## Entries with figure data
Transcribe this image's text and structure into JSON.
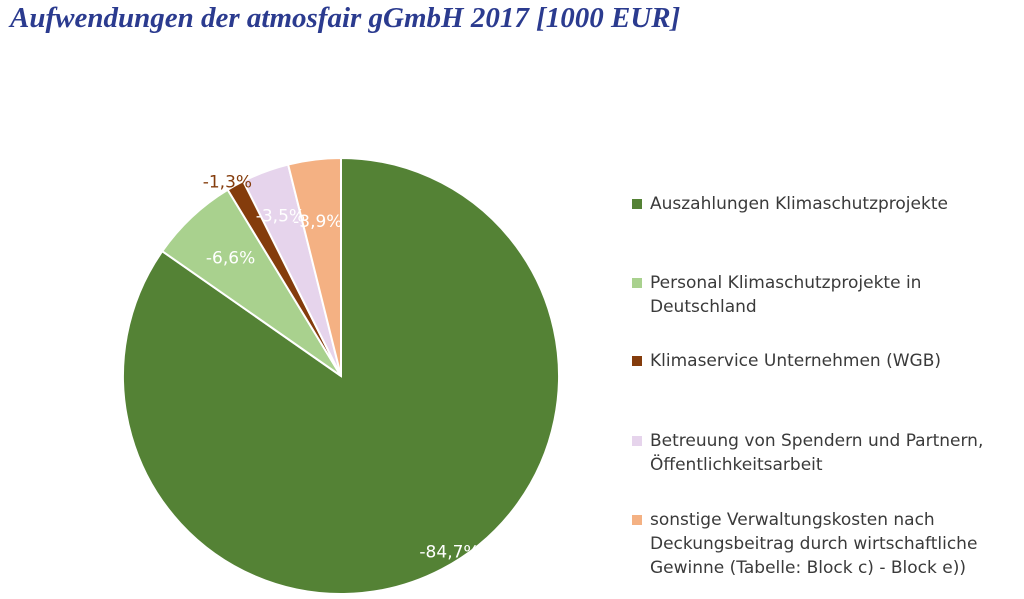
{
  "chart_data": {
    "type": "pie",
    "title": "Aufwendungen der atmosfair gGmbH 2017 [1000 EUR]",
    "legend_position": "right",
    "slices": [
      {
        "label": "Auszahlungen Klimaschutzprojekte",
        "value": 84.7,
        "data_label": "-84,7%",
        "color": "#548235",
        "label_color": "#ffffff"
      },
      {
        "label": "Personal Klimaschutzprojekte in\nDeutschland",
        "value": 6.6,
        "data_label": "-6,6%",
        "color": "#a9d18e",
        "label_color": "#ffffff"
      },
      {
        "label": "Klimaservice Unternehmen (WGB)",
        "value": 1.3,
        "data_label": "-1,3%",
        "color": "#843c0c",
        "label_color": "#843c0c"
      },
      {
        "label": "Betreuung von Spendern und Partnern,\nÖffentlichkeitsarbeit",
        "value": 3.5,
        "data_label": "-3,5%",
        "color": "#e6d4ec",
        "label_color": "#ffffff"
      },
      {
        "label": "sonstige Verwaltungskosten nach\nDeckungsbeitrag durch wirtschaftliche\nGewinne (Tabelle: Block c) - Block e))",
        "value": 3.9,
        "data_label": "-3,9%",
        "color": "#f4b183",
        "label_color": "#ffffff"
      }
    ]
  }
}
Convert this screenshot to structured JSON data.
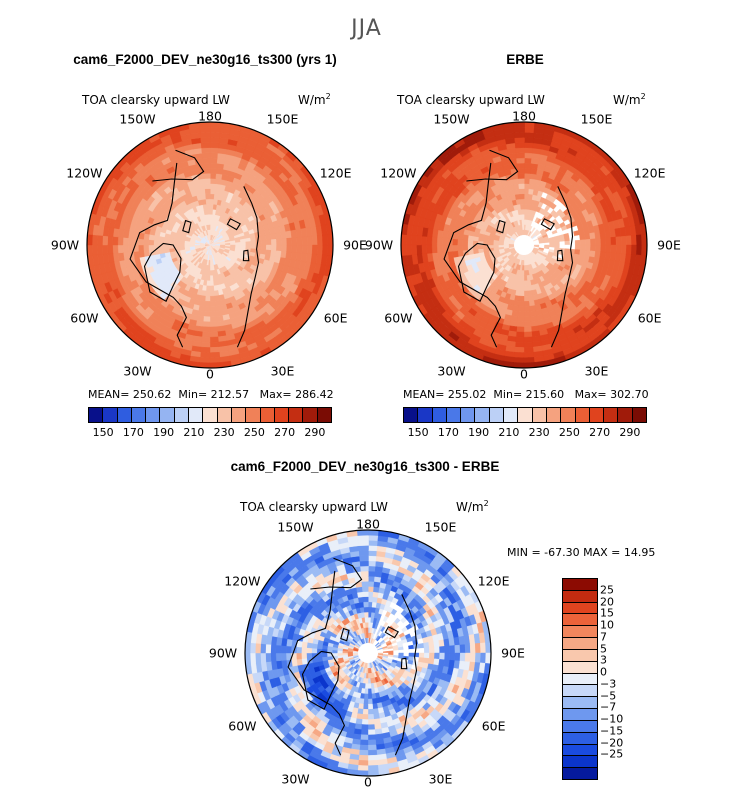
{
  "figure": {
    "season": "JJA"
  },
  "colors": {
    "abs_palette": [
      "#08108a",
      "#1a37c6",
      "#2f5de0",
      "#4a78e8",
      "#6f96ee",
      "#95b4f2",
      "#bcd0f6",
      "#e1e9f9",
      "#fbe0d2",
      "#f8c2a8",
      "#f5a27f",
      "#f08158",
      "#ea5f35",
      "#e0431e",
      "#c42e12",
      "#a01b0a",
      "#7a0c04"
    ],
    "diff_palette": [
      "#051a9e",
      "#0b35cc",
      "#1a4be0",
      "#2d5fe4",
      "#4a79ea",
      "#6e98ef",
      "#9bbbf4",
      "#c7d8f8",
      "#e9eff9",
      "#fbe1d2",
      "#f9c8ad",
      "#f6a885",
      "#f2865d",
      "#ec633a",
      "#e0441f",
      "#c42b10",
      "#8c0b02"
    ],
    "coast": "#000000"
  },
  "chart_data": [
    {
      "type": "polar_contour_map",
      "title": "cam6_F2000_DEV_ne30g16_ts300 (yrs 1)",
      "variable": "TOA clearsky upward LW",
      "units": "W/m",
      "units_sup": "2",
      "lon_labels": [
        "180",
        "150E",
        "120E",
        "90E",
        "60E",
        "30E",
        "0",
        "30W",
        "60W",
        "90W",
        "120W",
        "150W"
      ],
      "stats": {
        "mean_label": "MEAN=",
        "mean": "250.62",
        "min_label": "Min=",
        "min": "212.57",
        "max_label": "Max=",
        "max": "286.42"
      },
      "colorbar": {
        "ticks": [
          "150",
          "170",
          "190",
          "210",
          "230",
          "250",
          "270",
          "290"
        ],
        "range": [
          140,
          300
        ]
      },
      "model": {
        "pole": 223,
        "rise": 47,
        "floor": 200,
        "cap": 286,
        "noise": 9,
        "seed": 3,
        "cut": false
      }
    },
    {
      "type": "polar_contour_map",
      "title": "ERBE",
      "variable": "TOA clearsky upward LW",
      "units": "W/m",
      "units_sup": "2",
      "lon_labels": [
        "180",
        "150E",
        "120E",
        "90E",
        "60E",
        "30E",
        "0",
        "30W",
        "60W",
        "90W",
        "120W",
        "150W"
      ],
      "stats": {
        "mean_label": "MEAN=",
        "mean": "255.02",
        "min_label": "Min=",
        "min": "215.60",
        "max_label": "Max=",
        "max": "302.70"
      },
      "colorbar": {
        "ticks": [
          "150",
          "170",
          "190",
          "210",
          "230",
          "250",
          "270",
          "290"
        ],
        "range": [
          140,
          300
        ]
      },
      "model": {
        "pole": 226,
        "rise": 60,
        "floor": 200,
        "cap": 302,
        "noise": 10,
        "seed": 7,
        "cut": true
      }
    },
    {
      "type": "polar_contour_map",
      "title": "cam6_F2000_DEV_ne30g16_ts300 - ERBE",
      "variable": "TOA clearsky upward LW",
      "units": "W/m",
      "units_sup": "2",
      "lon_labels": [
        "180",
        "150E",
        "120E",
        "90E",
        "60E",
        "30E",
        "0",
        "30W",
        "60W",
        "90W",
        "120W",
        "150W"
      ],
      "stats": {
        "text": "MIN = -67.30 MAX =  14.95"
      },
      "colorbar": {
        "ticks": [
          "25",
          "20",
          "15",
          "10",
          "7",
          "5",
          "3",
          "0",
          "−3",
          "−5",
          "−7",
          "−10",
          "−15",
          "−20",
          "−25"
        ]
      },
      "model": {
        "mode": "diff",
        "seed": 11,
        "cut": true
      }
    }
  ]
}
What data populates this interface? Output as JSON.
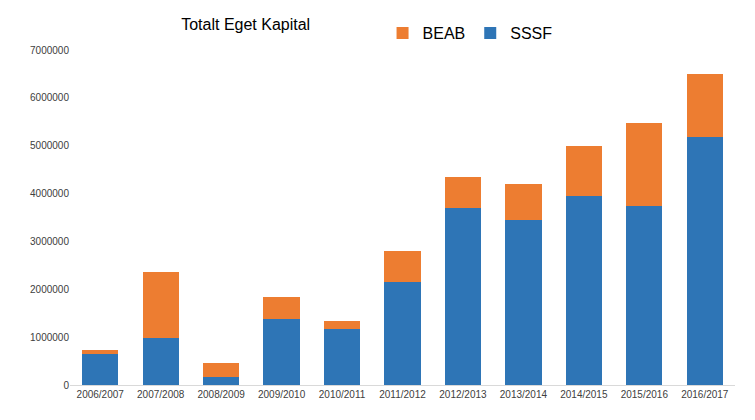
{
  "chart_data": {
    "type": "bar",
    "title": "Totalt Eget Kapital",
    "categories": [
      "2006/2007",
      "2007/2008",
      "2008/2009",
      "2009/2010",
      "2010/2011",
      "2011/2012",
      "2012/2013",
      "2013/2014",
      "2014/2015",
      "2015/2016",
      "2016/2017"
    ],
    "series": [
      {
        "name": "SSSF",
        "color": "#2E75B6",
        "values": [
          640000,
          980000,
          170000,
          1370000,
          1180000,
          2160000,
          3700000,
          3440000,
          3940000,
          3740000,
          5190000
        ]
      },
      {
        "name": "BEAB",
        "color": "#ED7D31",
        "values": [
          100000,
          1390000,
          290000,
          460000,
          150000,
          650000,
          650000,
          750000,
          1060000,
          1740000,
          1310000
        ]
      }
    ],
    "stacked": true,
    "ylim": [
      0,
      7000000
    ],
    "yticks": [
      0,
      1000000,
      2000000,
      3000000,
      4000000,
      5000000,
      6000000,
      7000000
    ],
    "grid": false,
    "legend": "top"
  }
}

## Task objective
Pictures are excluded; repeat every record exactly.

## Expected answer
Transcribe this image's text and structure into JSON.
{
  "chart_data": {
    "type": "pie",
    "title": "Aufwendungen der atmosfair gGmbH 2017 [1000 EUR]",
    "legend_position": "right",
    "slices": [
      {
        "label": "Auszahlungen Klimaschutzprojekte",
        "value": 84.7,
        "data_label": "-84,7%",
        "color": "#548235",
        "label_color": "#ffffff"
      },
      {
        "label": "Personal Klimaschutzprojekte in\nDeutschland",
        "value": 6.6,
        "data_label": "-6,6%",
        "color": "#a9d18e",
        "label_color": "#ffffff"
      },
      {
        "label": "Klimaservice Unternehmen (WGB)",
        "value": 1.3,
        "data_label": "-1,3%",
        "color": "#843c0c",
        "label_color": "#843c0c"
      },
      {
        "label": "Betreuung von Spendern und Partnern,\nÖffentlichkeitsarbeit",
        "value": 3.5,
        "data_label": "-3,5%",
        "color": "#e6d4ec",
        "label_color": "#ffffff"
      },
      {
        "label": "sonstige Verwaltungskosten nach\nDeckungsbeitrag durch wirtschaftliche\nGewinne (Tabelle: Block c) - Block e))",
        "value": 3.9,
        "data_label": "-3,9%",
        "color": "#f4b183",
        "label_color": "#ffffff"
      }
    ]
  }
}
Convert this screenshot to structured JSON data.
{
  "figure": {
    "season": "JJA"
  },
  "colors": {
    "abs_palette": [
      "#08108a",
      "#1a37c6",
      "#2f5de0",
      "#4a78e8",
      "#6f96ee",
      "#95b4f2",
      "#bcd0f6",
      "#e1e9f9",
      "#fbe0d2",
      "#f8c2a8",
      "#f5a27f",
      "#f08158",
      "#ea5f35",
      "#e0431e",
      "#c42e12",
      "#a01b0a",
      "#7a0c04"
    ],
    "diff_palette": [
      "#051a9e",
      "#0b35cc",
      "#1a4be0",
      "#2d5fe4",
      "#4a79ea",
      "#6e98ef",
      "#9bbbf4",
      "#c7d8f8",
      "#e9eff9",
      "#fbe1d2",
      "#f9c8ad",
      "#f6a885",
      "#f2865d",
      "#ec633a",
      "#e0441f",
      "#c42b10",
      "#8c0b02"
    ],
    "coast": "#000000"
  },
  "chart_data": [
    {
      "type": "polar_contour_map",
      "title": "cam6_F2000_DEV_ne30g16_ts300 (yrs 1)",
      "variable": "TOA clearsky upward LW",
      "units": "W/m",
      "units_sup": "2",
      "lon_labels": [
        "180",
        "150E",
        "120E",
        "90E",
        "60E",
        "30E",
        "0",
        "30W",
        "60W",
        "90W",
        "120W",
        "150W"
      ],
      "stats": {
        "mean_label": "MEAN=",
        "mean": "250.62",
        "min_label": "Min=",
        "min": "212.57",
        "max_label": "Max=",
        "max": "286.42"
      },
      "colorbar": {
        "ticks": [
          "150",
          "170",
          "190",
          "210",
          "230",
          "250",
          "270",
          "290"
        ],
        "range": [
          140,
          300
        ]
      },
      "model": {
        "pole": 223,
        "rise": 47,
        "floor": 200,
        "cap": 286,
        "noise": 9,
        "seed": 3,
        "cut": false
      }
    },
    {
      "type": "polar_contour_map",
      "title": "ERBE",
      "variable": "TOA clearsky upward LW",
      "units": "W/m",
      "units_sup": "2",
      "lon_labels": [
        "180",
        "150E",
        "120E",
        "90E",
        "60E",
        "30E",
        "0",
        "30W",
        "60W",
        "90W",
        "120W",
        "150W"
      ],
      "stats": {
        "mean_label": "MEAN=",
        "mean": "255.02",
        "min_label": "Min=",
        "min": "215.60",
        "max_label": "Max=",
        "max": "302.70"
      },
      "colorbar": {
        "ticks": [
          "150",
          "170",
          "190",
          "210",
          "230",
          "250",
          "270",
          "290"
        ],
        "range": [
          140,
          300
        ]
      },
      "model": {
        "pole": 226,
        "rise": 60,
        "floor": 200,
        "cap": 302,
        "noise": 10,
        "seed": 7,
        "cut": true
      }
    },
    {
      "type": "polar_contour_map",
      "title": "cam6_F2000_DEV_ne30g16_ts300 - ERBE",
      "variable": "TOA clearsky upward LW",
      "units": "W/m",
      "units_sup": "2",
      "lon_labels": [
        "180",
        "150E",
        "120E",
        "90E",
        "60E",
        "30E",
        "0",
        "30W",
        "60W",
        "90W",
        "120W",
        "150W"
      ],
      "stats": {
        "text": "MIN = -67.30 MAX =  14.95"
      },
      "colorbar": {
        "ticks": [
          "25",
          "20",
          "15",
          "10",
          "7",
          "5",
          "3",
          "0",
          "−3",
          "−5",
          "−7",
          "−10",
          "−15",
          "−20",
          "−25"
        ]
      },
      "model": {
        "mode": "diff",
        "seed": 11,
        "cut": true
      }
    }
  ]
}
What data populates this interface? Output as JSON.
{
  "chart_data": {
    "type": "bar",
    "title": "Totalt Eget Kapital",
    "categories": [
      "2006/2007",
      "2007/2008",
      "2008/2009",
      "2009/2010",
      "2010/2011",
      "2011/2012",
      "2012/2013",
      "2013/2014",
      "2014/2015",
      "2015/2016",
      "2016/2017"
    ],
    "series": [
      {
        "name": "SSSF",
        "color": "#2E75B6",
        "values": [
          640000,
          980000,
          170000,
          1370000,
          1180000,
          2160000,
          3700000,
          3440000,
          3940000,
          3740000,
          5190000
        ]
      },
      {
        "name": "BEAB",
        "color": "#ED7D31",
        "values": [
          100000,
          1390000,
          290000,
          460000,
          150000,
          650000,
          650000,
          750000,
          1060000,
          1740000,
          1310000
        ]
      }
    ],
    "stacked": true,
    "ylim": [
      0,
      7000000
    ],
    "yticks": [
      0,
      1000000,
      2000000,
      3000000,
      4000000,
      5000000,
      6000000,
      7000000
    ],
    "grid": false,
    "legend": "top"
  }
}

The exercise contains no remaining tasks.